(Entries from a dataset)

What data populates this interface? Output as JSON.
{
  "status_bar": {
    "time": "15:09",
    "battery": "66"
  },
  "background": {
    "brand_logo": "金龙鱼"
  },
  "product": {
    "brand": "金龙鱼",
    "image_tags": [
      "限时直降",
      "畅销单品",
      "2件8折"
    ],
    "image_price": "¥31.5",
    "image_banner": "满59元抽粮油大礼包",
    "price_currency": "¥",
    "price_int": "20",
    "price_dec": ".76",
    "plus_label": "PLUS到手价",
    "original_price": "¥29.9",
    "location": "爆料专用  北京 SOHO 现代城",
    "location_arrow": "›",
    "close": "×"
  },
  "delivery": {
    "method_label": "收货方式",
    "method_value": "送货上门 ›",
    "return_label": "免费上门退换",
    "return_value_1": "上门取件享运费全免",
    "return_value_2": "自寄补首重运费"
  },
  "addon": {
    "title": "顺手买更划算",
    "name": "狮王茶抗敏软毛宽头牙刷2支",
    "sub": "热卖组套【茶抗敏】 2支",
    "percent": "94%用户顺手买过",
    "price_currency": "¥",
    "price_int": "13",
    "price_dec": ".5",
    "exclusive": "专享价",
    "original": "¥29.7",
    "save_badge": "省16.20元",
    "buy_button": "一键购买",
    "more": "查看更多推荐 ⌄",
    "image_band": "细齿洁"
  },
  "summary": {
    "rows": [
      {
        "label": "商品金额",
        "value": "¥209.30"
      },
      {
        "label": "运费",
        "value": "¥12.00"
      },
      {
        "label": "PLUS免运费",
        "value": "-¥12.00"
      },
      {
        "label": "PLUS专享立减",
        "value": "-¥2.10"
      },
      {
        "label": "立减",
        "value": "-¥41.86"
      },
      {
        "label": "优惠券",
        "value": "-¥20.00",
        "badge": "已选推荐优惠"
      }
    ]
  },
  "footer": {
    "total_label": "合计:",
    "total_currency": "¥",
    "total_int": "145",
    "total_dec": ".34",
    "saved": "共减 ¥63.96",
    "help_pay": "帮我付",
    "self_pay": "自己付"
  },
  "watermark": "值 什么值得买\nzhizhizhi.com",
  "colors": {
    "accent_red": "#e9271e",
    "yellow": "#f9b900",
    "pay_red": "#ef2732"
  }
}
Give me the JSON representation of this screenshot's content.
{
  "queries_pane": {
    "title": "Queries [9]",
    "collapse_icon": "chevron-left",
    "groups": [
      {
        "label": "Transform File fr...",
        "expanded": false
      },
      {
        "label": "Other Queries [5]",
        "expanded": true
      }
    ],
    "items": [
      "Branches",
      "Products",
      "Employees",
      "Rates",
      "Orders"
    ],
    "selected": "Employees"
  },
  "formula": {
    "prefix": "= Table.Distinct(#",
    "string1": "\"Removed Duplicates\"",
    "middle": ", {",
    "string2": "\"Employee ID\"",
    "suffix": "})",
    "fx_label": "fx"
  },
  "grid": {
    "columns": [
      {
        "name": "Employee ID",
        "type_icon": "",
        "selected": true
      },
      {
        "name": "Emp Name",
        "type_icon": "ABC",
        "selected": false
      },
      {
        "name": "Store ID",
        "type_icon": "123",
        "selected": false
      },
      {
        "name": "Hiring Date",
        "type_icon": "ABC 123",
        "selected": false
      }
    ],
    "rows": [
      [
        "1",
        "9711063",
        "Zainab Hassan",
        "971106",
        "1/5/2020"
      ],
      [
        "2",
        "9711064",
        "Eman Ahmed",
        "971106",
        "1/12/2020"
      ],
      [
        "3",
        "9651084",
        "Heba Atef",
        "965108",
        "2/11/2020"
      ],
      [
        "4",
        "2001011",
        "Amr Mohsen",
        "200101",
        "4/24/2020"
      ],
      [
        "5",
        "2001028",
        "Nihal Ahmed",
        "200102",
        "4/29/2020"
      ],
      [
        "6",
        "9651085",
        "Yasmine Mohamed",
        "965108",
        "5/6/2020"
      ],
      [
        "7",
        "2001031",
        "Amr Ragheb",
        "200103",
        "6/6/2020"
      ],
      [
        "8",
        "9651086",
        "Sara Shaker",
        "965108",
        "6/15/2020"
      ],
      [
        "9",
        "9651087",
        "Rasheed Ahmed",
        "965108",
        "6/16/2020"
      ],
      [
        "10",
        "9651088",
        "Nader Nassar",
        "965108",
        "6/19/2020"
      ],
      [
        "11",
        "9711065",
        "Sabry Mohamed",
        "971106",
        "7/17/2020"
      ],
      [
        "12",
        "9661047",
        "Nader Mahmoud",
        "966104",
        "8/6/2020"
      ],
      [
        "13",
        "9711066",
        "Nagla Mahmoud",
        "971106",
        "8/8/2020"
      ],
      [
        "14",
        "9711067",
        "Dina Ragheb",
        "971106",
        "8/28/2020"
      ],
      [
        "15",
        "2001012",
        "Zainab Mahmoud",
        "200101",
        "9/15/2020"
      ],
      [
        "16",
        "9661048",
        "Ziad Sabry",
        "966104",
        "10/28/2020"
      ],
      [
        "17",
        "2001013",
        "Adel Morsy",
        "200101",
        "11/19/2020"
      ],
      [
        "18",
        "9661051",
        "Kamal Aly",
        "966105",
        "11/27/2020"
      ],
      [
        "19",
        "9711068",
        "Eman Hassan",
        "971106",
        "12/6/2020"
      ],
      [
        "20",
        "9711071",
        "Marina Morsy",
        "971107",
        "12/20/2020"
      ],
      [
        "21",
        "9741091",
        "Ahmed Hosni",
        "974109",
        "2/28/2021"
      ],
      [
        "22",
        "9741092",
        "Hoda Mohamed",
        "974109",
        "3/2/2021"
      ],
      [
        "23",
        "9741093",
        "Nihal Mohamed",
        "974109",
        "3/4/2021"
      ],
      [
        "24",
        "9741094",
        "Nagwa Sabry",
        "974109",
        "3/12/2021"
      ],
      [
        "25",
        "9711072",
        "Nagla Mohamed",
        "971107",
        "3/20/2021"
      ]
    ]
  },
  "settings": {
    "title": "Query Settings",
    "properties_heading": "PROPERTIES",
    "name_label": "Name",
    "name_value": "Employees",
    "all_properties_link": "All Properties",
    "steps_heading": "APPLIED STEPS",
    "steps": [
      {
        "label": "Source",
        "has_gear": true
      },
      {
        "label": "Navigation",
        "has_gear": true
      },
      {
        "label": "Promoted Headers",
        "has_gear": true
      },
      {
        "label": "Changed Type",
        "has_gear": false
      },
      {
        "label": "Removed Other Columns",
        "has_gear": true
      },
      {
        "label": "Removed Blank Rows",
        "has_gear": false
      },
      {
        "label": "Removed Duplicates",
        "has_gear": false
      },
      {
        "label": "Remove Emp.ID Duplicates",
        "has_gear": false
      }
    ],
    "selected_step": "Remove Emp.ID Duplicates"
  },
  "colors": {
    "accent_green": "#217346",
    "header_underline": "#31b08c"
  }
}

▶ **PROBLEM STATEMENT**: Report only how many lines in the records contain the word "this".

▶ **SOLUTION TO THE EXERCISE**: 2